** Start of Source data **

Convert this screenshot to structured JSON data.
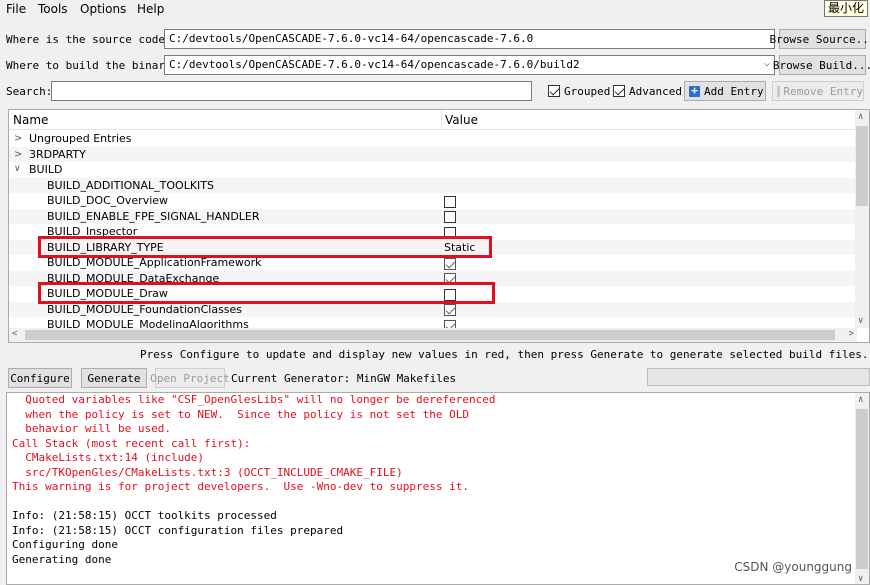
{
  "menu": {
    "file": "File",
    "tools": "Tools",
    "options": "Options",
    "help": "Help"
  },
  "tooltip": "最小化",
  "source": {
    "label": "Where is the source code:",
    "value": "C:/devtools/OpenCASCADE-7.6.0-vc14-64/opencascade-7.6.0",
    "button": "Browse Source..."
  },
  "build": {
    "label": "Where to build the binaries:",
    "value": "C:/devtools/OpenCASCADE-7.6.0-vc14-64/opencascade-7.6.0/build2",
    "button": "Browse Build..."
  },
  "search": {
    "label": "Search:",
    "value": ""
  },
  "options": {
    "grouped": "Grouped",
    "advanced": "Advanced",
    "add_entry": "Add Entry",
    "remove_entry": "Remove Entry"
  },
  "tree": {
    "header_name": "Name",
    "header_value": "Value",
    "rows": [
      {
        "name": "Ungrouped Entries"
      },
      {
        "name": "3RDPARTY"
      },
      {
        "name": "BUILD"
      },
      {
        "name": "BUILD_ADDITIONAL_TOOLKITS",
        "value": ""
      },
      {
        "name": "BUILD_DOC_Overview"
      },
      {
        "name": "BUILD_ENABLE_FPE_SIGNAL_HANDLER"
      },
      {
        "name": "BUILD_Inspector"
      },
      {
        "name": "BUILD_LIBRARY_TYPE",
        "value": "Static"
      },
      {
        "name": "BUILD_MODULE_ApplicationFramework"
      },
      {
        "name": "BUILD_MODULE_DataExchange"
      },
      {
        "name": "BUILD_MODULE_Draw"
      },
      {
        "name": "BUILD_MODULE_FoundationClasses"
      },
      {
        "name": "BUILD_MODULE_ModelingAlgorithms"
      }
    ]
  },
  "hint": "Press Configure to update and display new values in red, then press Generate to generate selected build files.",
  "actions": {
    "configure": "Configure",
    "generate": "Generate",
    "open_project": "Open Project",
    "generator": "Current Generator: MinGW Makefiles"
  },
  "output": [
    "  Quoted variables like \"CSF_OpenGlesLibs\" will no longer be dereferenced",
    "  when the policy is set to NEW.  Since the policy is not set the OLD",
    "  behavior will be used.",
    "Call Stack (most recent call first):",
    "  CMakeLists.txt:14 (include)",
    "  src/TKOpenGles/CMakeLists.txt:3 (OCCT_INCLUDE_CMAKE_FILE)",
    "This warning is for project developers.  Use -Wno-dev to suppress it.",
    "",
    "Info: (21:58:15) OCCT toolkits processed",
    "Info: (21:58:15) OCCT configuration files prepared",
    "Configuring done",
    "Generating done"
  ],
  "watermark": "CSDN @younggung",
  "colors": {
    "error_text": "#e01020",
    "highlight": "#e01020"
  }
}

** End of Source data **

Search the data above for the string "Entry" and return every line that has it.

▶ _Result_:
    "add_entry": "Add Entry",
    "remove_entry": "Remove Entry"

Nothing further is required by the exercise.